• EXCERPTED RECORDS:
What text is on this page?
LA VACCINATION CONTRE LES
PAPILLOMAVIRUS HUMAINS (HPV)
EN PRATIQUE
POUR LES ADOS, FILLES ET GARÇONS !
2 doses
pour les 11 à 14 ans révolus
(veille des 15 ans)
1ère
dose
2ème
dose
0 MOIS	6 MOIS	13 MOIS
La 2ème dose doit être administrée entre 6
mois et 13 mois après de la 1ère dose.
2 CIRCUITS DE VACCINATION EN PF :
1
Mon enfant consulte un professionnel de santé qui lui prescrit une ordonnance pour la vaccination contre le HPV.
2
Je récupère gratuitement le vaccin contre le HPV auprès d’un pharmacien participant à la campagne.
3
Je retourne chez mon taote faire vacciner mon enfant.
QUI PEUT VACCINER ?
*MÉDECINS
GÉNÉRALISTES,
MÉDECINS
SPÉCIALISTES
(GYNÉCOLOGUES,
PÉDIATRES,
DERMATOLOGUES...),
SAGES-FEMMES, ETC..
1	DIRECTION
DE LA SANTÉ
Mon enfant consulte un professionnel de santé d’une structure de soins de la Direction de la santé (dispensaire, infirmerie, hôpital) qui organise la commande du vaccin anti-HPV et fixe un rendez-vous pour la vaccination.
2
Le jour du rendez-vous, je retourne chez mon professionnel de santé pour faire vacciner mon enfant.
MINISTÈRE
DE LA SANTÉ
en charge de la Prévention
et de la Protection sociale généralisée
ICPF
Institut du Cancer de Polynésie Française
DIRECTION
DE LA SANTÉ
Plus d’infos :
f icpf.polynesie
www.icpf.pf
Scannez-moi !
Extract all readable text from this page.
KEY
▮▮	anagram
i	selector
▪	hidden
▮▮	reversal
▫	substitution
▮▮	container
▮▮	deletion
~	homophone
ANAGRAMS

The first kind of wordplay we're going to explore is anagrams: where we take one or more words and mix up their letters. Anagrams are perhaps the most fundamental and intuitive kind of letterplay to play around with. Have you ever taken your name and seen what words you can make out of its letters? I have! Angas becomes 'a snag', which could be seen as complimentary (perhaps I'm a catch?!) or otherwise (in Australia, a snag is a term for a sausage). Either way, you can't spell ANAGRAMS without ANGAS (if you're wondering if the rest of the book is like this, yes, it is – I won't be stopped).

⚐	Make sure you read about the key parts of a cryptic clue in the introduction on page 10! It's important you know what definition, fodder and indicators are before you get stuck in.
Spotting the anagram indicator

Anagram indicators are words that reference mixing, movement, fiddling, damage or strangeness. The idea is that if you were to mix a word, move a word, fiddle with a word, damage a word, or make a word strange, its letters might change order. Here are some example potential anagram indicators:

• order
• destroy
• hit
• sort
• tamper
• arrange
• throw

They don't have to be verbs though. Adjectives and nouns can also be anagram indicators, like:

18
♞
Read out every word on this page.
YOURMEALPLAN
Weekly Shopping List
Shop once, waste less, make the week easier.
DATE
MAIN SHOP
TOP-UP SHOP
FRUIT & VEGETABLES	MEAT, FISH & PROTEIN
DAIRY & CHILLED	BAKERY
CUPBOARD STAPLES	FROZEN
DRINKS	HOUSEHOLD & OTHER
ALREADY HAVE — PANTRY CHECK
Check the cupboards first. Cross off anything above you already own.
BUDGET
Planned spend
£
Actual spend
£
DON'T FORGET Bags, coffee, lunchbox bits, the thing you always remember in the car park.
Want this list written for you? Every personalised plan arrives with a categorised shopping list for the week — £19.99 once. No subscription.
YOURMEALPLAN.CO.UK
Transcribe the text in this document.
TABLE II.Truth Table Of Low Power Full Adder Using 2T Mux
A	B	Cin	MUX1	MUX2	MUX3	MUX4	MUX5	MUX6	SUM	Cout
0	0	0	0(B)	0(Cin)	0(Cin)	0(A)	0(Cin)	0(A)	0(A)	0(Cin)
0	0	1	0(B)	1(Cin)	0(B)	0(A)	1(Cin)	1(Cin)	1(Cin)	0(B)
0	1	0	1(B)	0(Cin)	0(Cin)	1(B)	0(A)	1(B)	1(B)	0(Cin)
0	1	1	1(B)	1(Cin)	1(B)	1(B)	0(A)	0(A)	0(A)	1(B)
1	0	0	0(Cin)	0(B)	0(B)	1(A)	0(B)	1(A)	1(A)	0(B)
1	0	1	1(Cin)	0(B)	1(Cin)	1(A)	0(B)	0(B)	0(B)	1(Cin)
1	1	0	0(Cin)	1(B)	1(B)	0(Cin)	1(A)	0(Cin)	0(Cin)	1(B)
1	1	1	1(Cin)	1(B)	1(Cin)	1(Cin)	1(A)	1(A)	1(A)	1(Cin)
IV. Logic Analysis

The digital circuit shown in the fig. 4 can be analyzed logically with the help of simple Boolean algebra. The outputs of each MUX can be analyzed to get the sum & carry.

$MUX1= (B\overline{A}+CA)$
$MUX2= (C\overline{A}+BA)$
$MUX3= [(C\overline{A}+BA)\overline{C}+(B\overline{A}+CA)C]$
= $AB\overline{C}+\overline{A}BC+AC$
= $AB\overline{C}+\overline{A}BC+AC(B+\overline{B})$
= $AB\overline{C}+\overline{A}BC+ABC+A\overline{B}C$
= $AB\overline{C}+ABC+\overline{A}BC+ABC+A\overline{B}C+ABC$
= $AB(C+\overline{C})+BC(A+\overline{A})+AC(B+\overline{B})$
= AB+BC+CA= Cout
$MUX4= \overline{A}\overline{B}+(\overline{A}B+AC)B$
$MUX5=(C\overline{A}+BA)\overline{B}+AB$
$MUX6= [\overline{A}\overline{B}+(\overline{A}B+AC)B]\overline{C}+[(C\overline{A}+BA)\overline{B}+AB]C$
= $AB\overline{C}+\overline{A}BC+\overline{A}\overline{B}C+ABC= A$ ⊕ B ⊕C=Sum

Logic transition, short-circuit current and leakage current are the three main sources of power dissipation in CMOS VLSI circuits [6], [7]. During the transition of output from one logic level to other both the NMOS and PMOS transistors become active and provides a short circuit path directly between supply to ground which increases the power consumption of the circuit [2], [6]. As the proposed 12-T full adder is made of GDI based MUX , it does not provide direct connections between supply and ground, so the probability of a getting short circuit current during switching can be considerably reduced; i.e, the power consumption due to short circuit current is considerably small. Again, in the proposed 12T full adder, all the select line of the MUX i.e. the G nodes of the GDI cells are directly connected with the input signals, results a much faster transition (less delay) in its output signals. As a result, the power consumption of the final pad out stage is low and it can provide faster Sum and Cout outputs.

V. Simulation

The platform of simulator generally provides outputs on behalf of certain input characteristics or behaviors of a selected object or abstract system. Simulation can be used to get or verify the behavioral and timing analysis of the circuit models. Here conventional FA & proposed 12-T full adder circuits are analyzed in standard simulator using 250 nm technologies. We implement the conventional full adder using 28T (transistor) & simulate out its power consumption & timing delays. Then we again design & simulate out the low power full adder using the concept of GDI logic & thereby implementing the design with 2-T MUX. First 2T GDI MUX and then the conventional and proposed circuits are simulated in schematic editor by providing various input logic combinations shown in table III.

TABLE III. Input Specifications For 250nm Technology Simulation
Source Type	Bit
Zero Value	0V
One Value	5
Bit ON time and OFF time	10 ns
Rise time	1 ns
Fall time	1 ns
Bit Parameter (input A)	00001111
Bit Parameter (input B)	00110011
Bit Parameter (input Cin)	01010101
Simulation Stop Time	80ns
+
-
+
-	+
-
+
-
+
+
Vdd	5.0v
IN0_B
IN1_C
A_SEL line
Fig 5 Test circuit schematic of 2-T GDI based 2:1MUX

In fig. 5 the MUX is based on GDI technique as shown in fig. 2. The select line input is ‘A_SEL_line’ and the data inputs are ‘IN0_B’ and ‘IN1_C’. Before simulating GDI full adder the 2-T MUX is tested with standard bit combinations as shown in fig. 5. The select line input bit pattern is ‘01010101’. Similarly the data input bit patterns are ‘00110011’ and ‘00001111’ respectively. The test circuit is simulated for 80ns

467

• TASK OBJECTIVE: Please give the number of lines in the entries that contain the word "analyzed", and nothing besides it.

• ANSWER SPACE: 2